[Data items]
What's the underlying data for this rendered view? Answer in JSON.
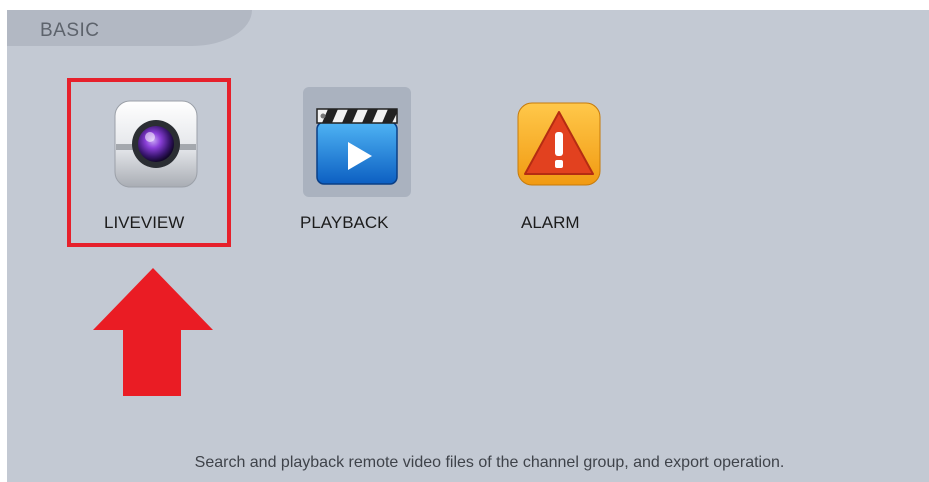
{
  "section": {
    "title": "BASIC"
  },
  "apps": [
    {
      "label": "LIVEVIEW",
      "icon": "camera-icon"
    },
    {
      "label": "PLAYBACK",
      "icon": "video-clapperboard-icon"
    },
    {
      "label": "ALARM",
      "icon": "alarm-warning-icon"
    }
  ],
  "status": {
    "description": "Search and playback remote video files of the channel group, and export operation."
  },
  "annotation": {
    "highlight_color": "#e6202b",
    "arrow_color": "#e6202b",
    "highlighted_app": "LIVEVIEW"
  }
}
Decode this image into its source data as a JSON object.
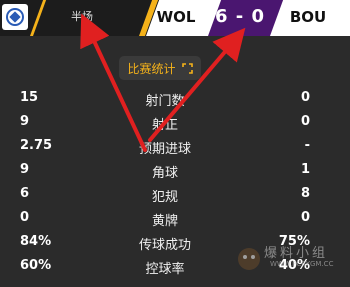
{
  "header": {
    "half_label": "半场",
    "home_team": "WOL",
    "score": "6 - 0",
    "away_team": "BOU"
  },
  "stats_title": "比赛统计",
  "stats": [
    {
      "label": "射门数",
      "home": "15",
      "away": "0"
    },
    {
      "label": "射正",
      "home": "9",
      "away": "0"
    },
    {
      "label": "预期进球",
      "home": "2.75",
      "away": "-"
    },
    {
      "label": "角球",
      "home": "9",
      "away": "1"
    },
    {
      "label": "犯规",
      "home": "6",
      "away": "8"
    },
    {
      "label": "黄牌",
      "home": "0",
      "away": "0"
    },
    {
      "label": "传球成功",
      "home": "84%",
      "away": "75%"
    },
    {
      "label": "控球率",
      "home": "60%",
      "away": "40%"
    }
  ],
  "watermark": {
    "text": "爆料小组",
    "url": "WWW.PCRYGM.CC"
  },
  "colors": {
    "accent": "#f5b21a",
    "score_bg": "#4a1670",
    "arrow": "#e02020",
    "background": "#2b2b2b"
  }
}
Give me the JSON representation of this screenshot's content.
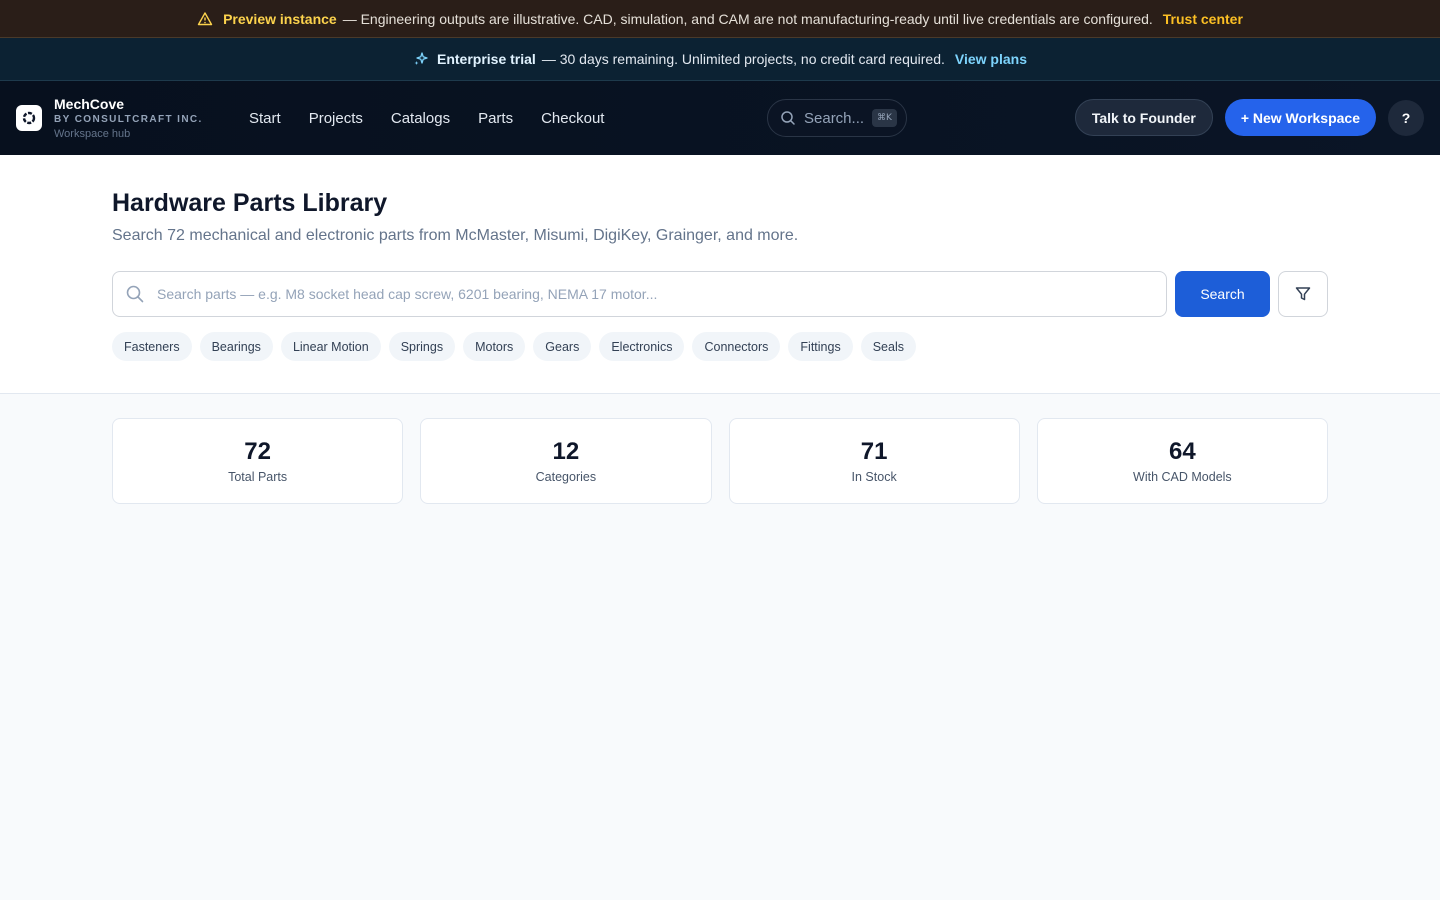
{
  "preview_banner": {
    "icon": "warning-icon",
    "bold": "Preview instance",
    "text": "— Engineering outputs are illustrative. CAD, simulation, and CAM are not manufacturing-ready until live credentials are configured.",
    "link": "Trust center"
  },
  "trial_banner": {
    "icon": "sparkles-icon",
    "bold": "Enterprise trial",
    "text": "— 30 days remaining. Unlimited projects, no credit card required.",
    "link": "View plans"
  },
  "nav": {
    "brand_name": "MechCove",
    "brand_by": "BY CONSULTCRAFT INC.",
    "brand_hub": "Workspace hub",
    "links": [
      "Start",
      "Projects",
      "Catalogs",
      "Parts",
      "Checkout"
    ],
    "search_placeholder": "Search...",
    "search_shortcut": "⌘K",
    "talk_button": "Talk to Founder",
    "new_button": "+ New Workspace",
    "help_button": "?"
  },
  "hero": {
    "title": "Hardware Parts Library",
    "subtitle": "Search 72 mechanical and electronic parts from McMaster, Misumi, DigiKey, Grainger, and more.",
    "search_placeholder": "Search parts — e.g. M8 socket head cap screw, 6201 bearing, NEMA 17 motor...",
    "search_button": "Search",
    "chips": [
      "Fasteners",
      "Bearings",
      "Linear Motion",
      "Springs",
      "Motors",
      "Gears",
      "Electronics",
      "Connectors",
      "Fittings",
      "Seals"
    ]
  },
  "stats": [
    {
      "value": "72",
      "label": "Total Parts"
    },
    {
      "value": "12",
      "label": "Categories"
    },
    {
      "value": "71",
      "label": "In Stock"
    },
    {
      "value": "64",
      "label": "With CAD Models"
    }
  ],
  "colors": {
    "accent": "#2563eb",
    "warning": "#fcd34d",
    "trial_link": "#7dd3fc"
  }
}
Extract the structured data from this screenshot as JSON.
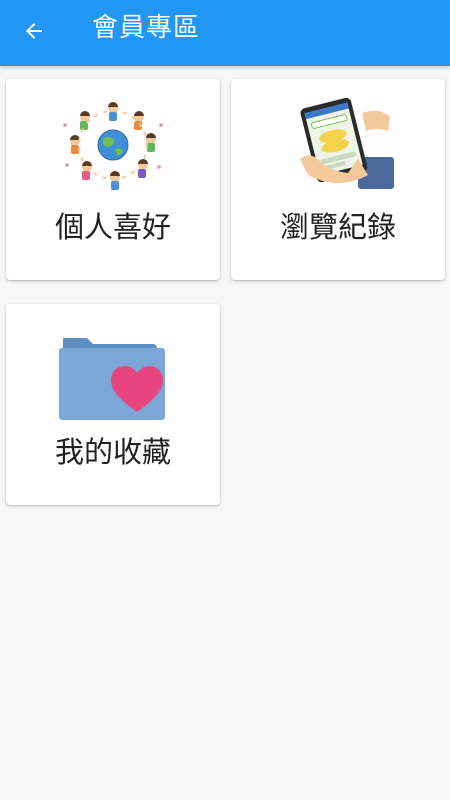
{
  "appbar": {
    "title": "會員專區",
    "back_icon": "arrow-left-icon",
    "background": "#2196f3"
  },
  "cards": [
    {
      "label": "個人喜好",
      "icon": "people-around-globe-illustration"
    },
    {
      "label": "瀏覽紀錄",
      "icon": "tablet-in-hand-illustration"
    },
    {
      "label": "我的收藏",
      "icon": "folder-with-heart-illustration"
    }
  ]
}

→ **WHAT TO DO**
Take every line from the data above that holds "background" and copy it out.

→ **SOLUTION FOR THIS EXERCISE**
    "background": "#2b2b2b"
    "background": "#2196f3"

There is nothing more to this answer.